From the entries below, count every line that contains the word "casas". Please give the number and nothing else.

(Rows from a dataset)
────────────────────────────────────────
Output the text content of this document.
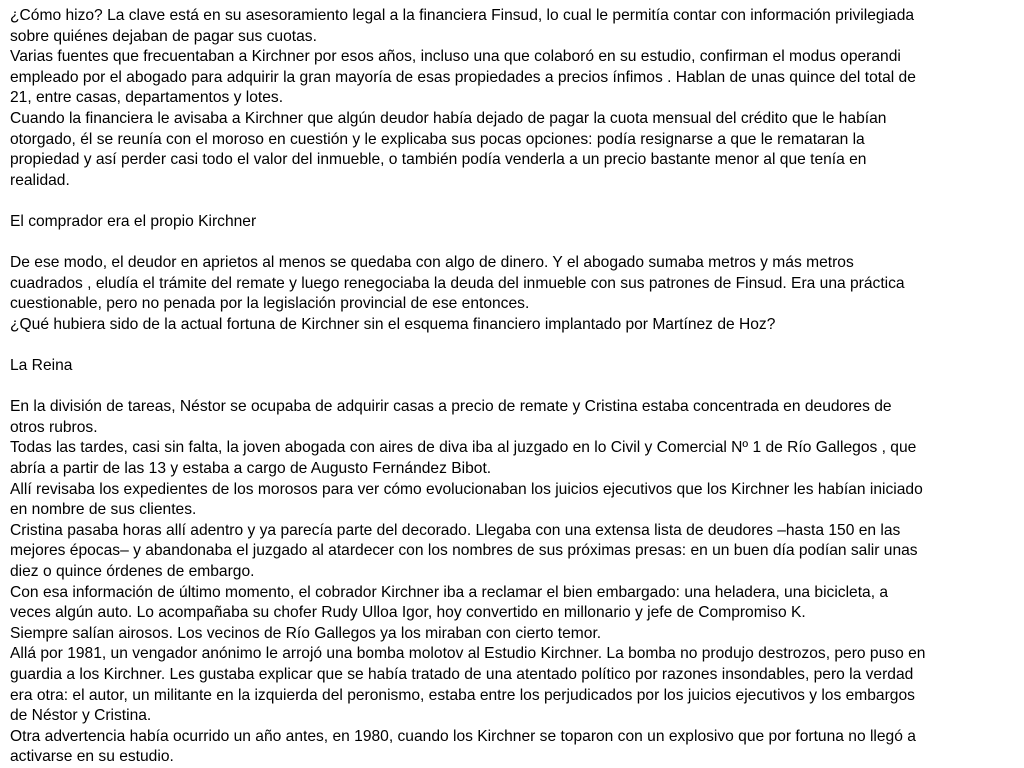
¿Cómo hizo? La clave está en su asesoramiento legal a la financiera Finsud, lo cual le permitía contar con información privilegiada
sobre quiénes dejaban de pagar sus cuotas.
Varias fuentes que frecuentaban a Kirchner por esos años, incluso una que colaboró en su estudio, confirman el modus operandi
empleado por el abogado para adquirir la gran mayoría de esas propiedades a precios ínfimos . Hablan de unas quince del total de
21, entre casas, departamentos y lotes.
Cuando la financiera le avisaba a Kirchner que algún deudor había dejado de pagar la cuota mensual del crédito que le habían
otorgado, él se reunía con el moroso en cuestión y le explicaba sus pocas opciones: podía resignarse a que le remataran la
propiedad y así perder casi todo el valor del inmueble, o también podía venderla a un precio bastante menor al que tenía en
realidad.
El comprador era el propio Kirchner
De ese modo, el deudor en aprietos al menos se quedaba con algo de dinero. Y el abogado sumaba metros y más metros
cuadrados , eludía el trámite del remate y luego renegociaba la deuda del inmueble con sus patrones de Finsud. Era una práctica
cuestionable, pero no penada por la legislación provincial de ese entonces.
¿Qué hubiera sido de la actual fortuna de Kirchner sin el esquema financiero implantado por Martínez de Hoz?
La Reina
En la división de tareas, Néstor se ocupaba de adquirir casas a precio de remate y Cristina estaba concentrada en deudores de
otros rubros.
Todas las tardes, casi sin falta, la joven abogada con aires de diva iba al juzgado en lo Civil y Comercial Nº 1 de Río Gallegos , que
abría a partir de las 13 y estaba a cargo de Augusto Fernández Bibot.
Allí revisaba los expedientes de los morosos para ver cómo evolucionaban los juicios ejecutivos que los Kirchner les habían iniciado
en nombre de sus clientes.
Cristina pasaba horas allí adentro y ya parecía parte del decorado. Llegaba con una extensa lista de deudores –hasta 150 en las
mejores épocas– y abandonaba el juzgado al atardecer con los nombres de sus próximas presas: en un buen día podían salir unas
diez o quince órdenes de embargo.
Con esa información de último momento, el cobrador Kirchner iba a reclamar el bien embargado: una heladera, una bicicleta, a
veces algún auto. Lo acompañaba su chofer Rudy Ulloa Igor, hoy convertido en millonario y jefe de Compromiso K.
Siempre salían airosos. Los vecinos de Río Gallegos ya los miraban con cierto temor.
Allá por 1981, un vengador anónimo le arrojó una bomba molotov al Estudio Kirchner. La bomba no produjo destrozos, pero puso en
guardia a los Kirchner. Les gustaba explicar que se había tratado de una atentado político por razones insondables, pero la verdad
era otra: el autor, un militante en la izquierda del peronismo, estaba entre los perjudicados por los juicios ejecutivos y los embargos
de Néstor y Cristina.
Otra advertencia había ocurrido un año antes, en 1980, cuando los Kirchner se toparon con un explosivo que por fortuna no llegó a
activarse en su estudio.
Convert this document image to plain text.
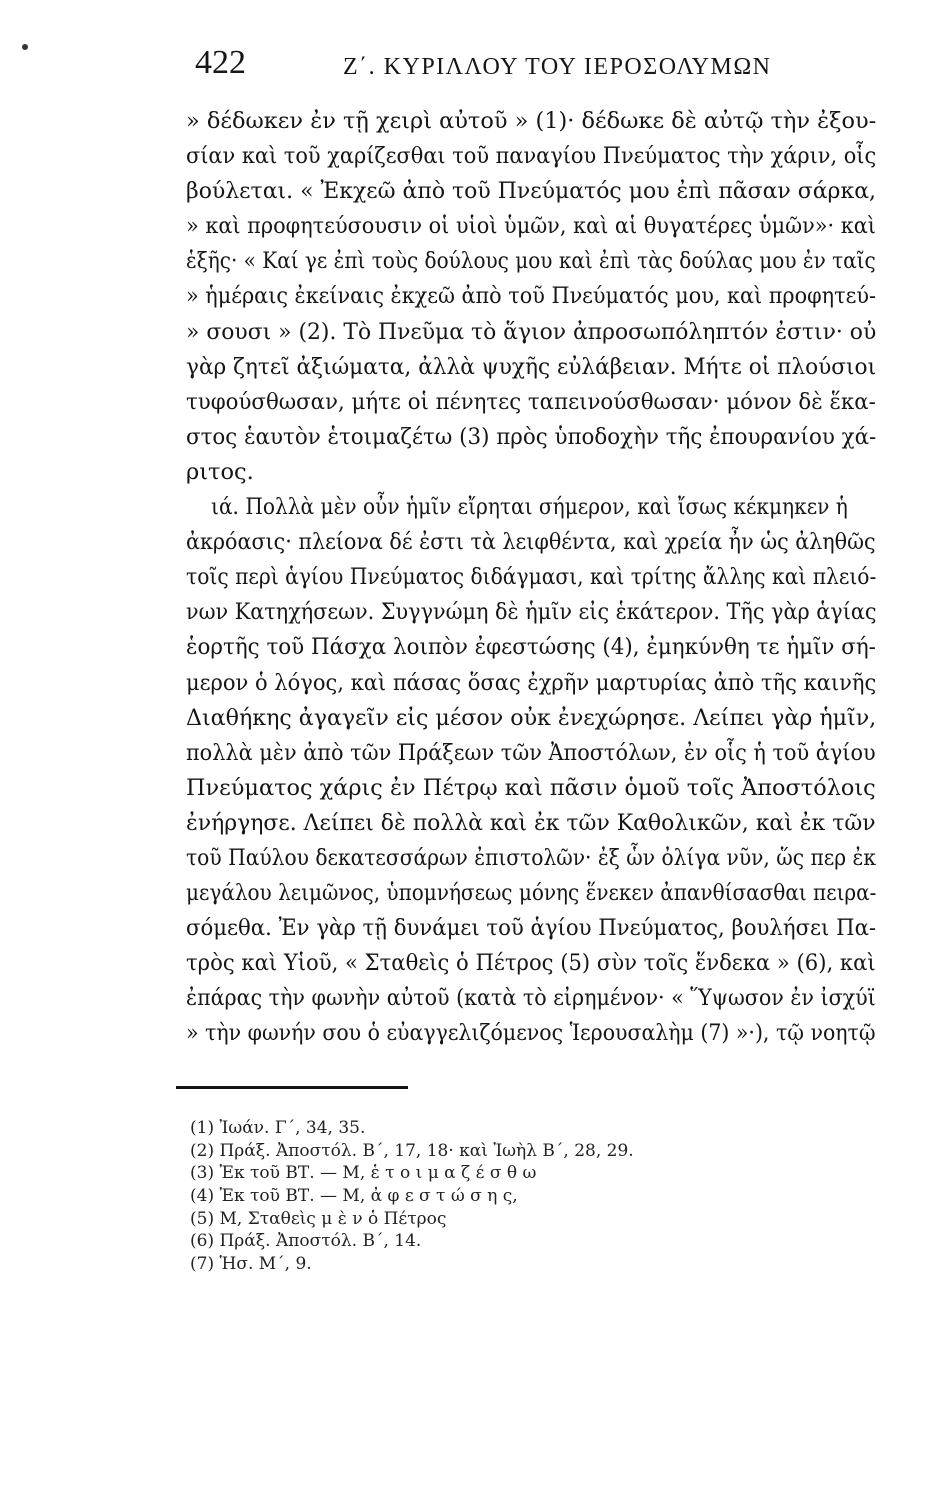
422	Ζ΄. ΚΥΡΙΛΛΟΥ ΤΟΥ ΙΕΡΟΣΟΛΥΜΩΝ
» δέδωκεν ἐν τῇ χειρὶ αὐτοῦ » (1)· δέδωκε δὲ αὐτῷ τὴν ἐξου-
σίαν καὶ τοῦ χαρίζεσθαι τοῦ παναγίου Πνεύματος τὴν χάριν, οἷς
βούλεται. « Ἐκχεῶ ἀπὸ τοῦ Πνεύματός μου ἐπὶ πᾶσαν σάρκα,
» καὶ προφητεύσουσιν οἱ υἱοὶ ὑμῶν, καὶ αἱ θυγατέρες ὑμῶν»· καὶ
ἑξῆς· « Καί γε ἐπὶ τοὺς δούλους μου καὶ ἐπὶ τὰς δούλας μου ἐν ταῖς
» ἡμέραις ἐκείναις ἐκχεῶ ἀπὸ τοῦ Πνεύματός μου, καὶ προφητεύ-
» σουσι » (2). Τὸ Πνεῦμα τὸ ἅγιον ἀπροσωπόληπτόν ἐστιν· οὐ
γὰρ ζητεῖ ἀξιώματα, ἀλλὰ ψυχῆς εὐλάβειαν. Μήτε οἱ πλούσιοι
τυφούσθωσαν, μήτε οἱ πένητες ταπεινούσθωσαν· μόνον δὲ ἕκα-
στος ἑαυτὸν ἑτοιμαζέτω (3) πρὸς ὑποδοχὴν τῆς ἐπουρανίου χά-
ριτος.
ιά. Πολλὰ μὲν οὖν ἡμῖν εἴρηται σήμερον, καὶ ἴσως κέκμηκεν ἡ
ἀκρόασις· πλείονα δέ ἐστι τὰ λειφθέντα, καὶ χρεία ἦν ὡς ἀληθῶς
τοῖς περὶ ἁγίου Πνεύματος διδάγμασι, καὶ τρίτης ἄλλης καὶ πλειό-
νων Κατηχήσεων. Συγγνώμη δὲ ἡμῖν εἰς ἑκάτερον. Τῆς γὰρ ἁγίας
ἑορτῆς τοῦ Πάσχα λοιπὸν ἐφεστώσης (4), ἐμηκύνθη τε ἡμῖν σή-
μερον ὁ λόγος, καὶ πάσας ὅσας ἐχρῆν μαρτυρίας ἀπὸ τῆς καινῆς
Διαθήκης ἀγαγεῖν εἰς μέσον οὐκ ἐνεχώρησε. Λείπει γὰρ ἡμῖν,
πολλὰ μὲν ἀπὸ τῶν Πράξεων τῶν Ἀποστόλων, ἐν οἷς ἡ τοῦ ἁγίου
Πνεύματος χάρις ἐν Πέτρῳ καὶ πᾶσιν ὁμοῦ τοῖς Ἀποστόλοις
ἐνήργησε. Λείπει δὲ πολλὰ καὶ ἐκ τῶν Καθολικῶν, καὶ ἐκ τῶν
τοῦ Παύλου δεκατεσσάρων ἐπιστολῶν· ἐξ ὧν ὀλίγα νῦν, ὥς περ ἐκ
μεγάλου λειμῶνος, ὑπομνήσεως μόνης ἕνεκεν ἀπανθίσασθαι πειρα-
σόμεθα. Ἐν γὰρ τῇ δυνάμει τοῦ ἁγίου Πνεύματος, βουλήσει Πα-
τρὸς καὶ Υἱοῦ, « Σταθεὶς ὁ Πέτρος (5) σὺν τοῖς ἕνδεκα » (6), καὶ
ἐπάρας τὴν φωνὴν αὐτοῦ (κατὰ τὸ εἰρημένον· « Ὕψωσον ἐν ἰσχύϊ
» τὴν φωνήν σου ὁ εὐαγγελιζόμενος Ἱερουσαλὴμ (7) »·), τῷ νοητῷ
(1) Ἰωάν. Γ΄, 34, 35.
(2) Πράξ. Ἀποστόλ. Β΄, 17, 18· καὶ Ἰωὴλ Β΄, 28, 29.
(3) Ἐκ τοῦ ΒΤ. — Μ, ἑ τ ο ι μ α ζ έ σ θ ω
(4) Ἐκ τοῦ ΒΤ. — Μ, ἀ φ ε σ τ ώ σ η ς,
(5) Μ, Σταθεὶς μ ὲ ν ὁ Πέτρος
(6) Πράξ. Ἀποστόλ. Β΄, 14.
(7) Ἡσ. Μ΄, 9.
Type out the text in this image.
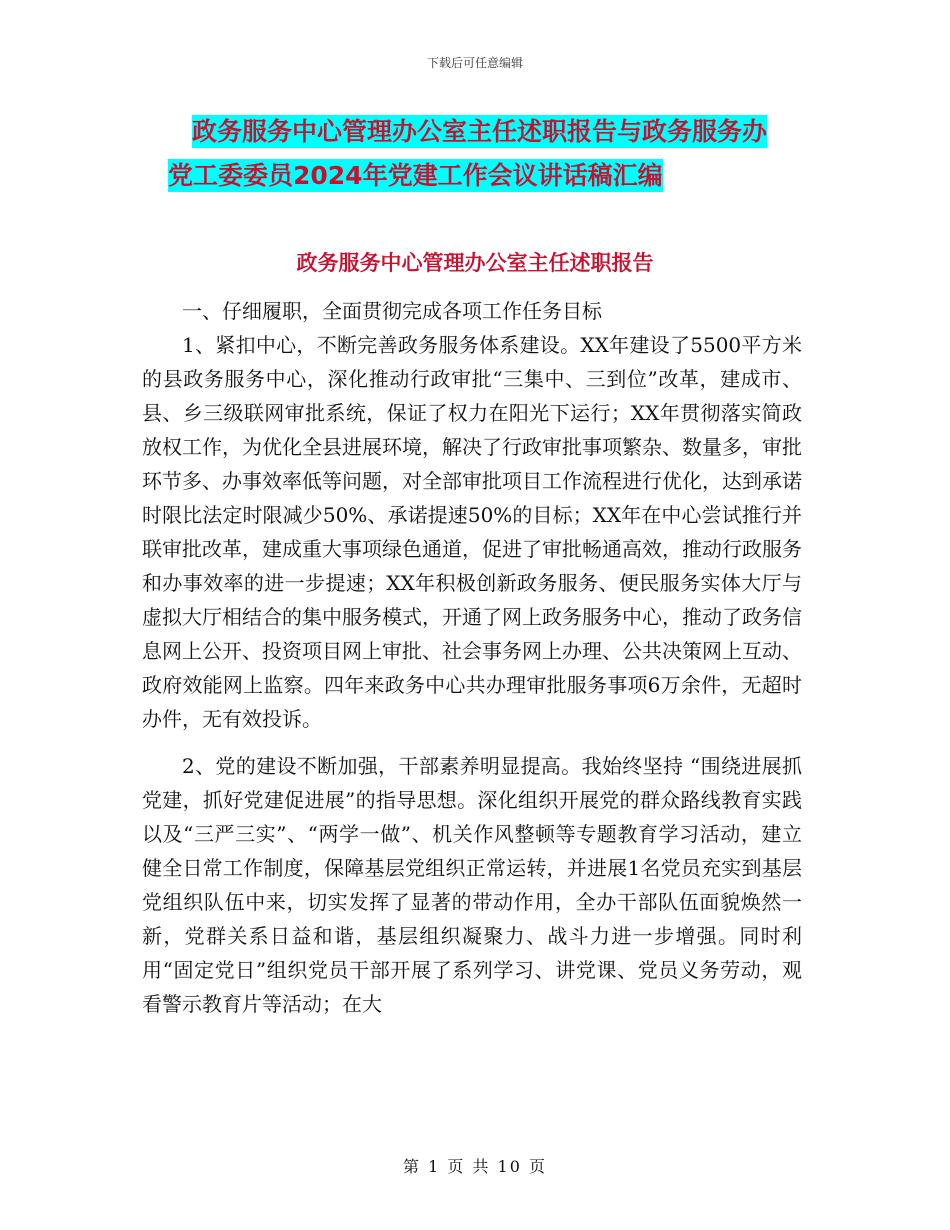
下载后可任意编辑
政务服务中心管理办公室主任述职报告与政务服务办
党工委委员2024年党建工作会议讲话稿汇编
政务服务中心管理办公室主任述职报告

一、仔细履职，全面贯彻完成各项工作任务目标

1、紧扣中心，不断完善政务服务体系建设。XX年建设了5500平方米的县政务服务中心，深化推动行政审批“三集中、三到位”改革，建成市、县、乡三级联网审批系统，保证了权力在阳光下运行；XX年贯彻落实简政放权工作，为优化全县进展环境，解决了行政审批事项繁杂、数量多，审批环节多、办事效率低等问题，对全部审批项目工作流程进行优化，达到承诺时限比法定时限减少50%、承诺提速50%的目标；XX年在中心尝试推行并联审批改革，建成重大事项绿色通道，促进了审批畅通高效，推动行政服务和办事效率的进一步提速；XX年积极创新政务服务、便民服务实体大厅与虚拟大厅相结合的集中服务模式，开通了网上政务服务中心，推动了政务信息网上公开、投资项目网上审批、社会事务网上办理、公共决策网上互动、政府效能网上监察。四年来政务中心共办理审批服务事项6万余件，无超时办件，无有效投诉。

2、党的建设不断加强，干部素养明显提高。我始终坚持 “围绕进展抓党建，抓好党建促进展”的指导思想。深化组织开展党的群众路线教育实践以及“三严三实”、“两学一做”、机关作风整顿等专题教育学习活动，建立健全日常工作制度，保障基层党组织正常运转，并进展1名党员充实到基层党组织队伍中来，切实发挥了显著的带动作用，全办干部队伍面貌焕然一新，党群关系日益和谐，基层组织凝聚力、战斗力进一步增强。同时利用“固定党日”组织党员干部开展了系列学习、讲党课、党员义务劳动，观看警示教育片等活动；在大

第 1 页 共 10 页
────────────────────────────────────────
> [ANSWER]
2